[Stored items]
....
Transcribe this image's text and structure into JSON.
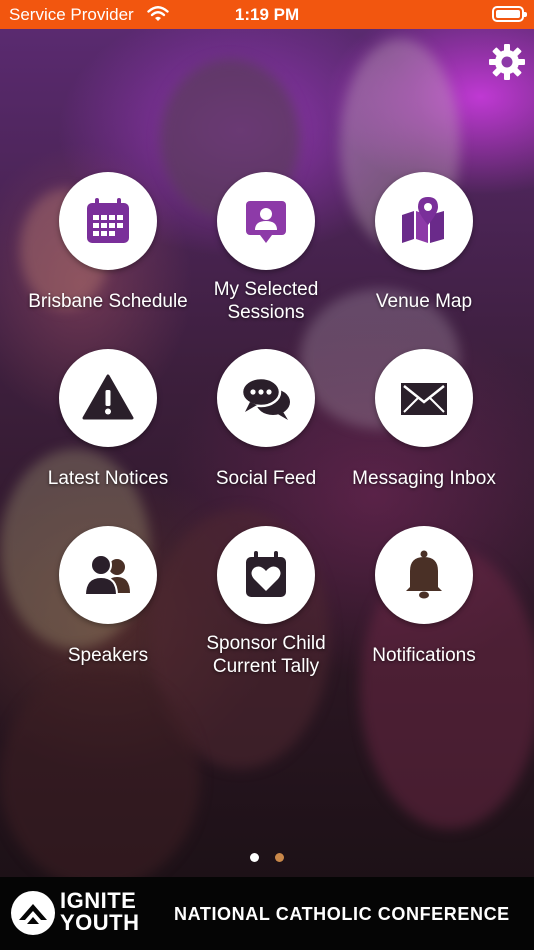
{
  "status_bar": {
    "carrier": "Service Provider",
    "time": "1:19 PM"
  },
  "colors": {
    "status_bar_bg": "#f2560f",
    "icon_accent": "#7a2f9a",
    "icon_dark": "#2a1f2a",
    "page_dot_active": "#ffffff",
    "page_dot_inactive": "#c9884a"
  },
  "settings": {
    "icon": "gear-icon"
  },
  "menu": {
    "items": [
      {
        "label": "Brisbane Schedule",
        "icon": "calendar-icon"
      },
      {
        "label": "My Selected Sessions",
        "icon": "user-badge-icon"
      },
      {
        "label": "Venue Map",
        "icon": "map-pin-icon"
      },
      {
        "label": "Latest Notices",
        "icon": "warning-icon"
      },
      {
        "label": "Social Feed",
        "icon": "chat-bubbles-icon"
      },
      {
        "label": "Messaging Inbox",
        "icon": "envelope-icon"
      },
      {
        "label": "Speakers",
        "icon": "people-icon"
      },
      {
        "label": "Sponsor Child Current Tally",
        "icon": "heart-calendar-icon"
      },
      {
        "label": "Notifications",
        "icon": "bell-icon"
      }
    ]
  },
  "pagination": {
    "current_page": 1,
    "total_pages": 2
  },
  "footer": {
    "logo_line1": "IGNITE",
    "logo_line2": "YOUTH",
    "tagline": "NATIONAL CATHOLIC CONFERENCE"
  }
}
....
## [EXERCISE DETAILS]
Working from the material above, state how many lines contain "calendar"; give only the number.

## [TASK RESPONSE]
2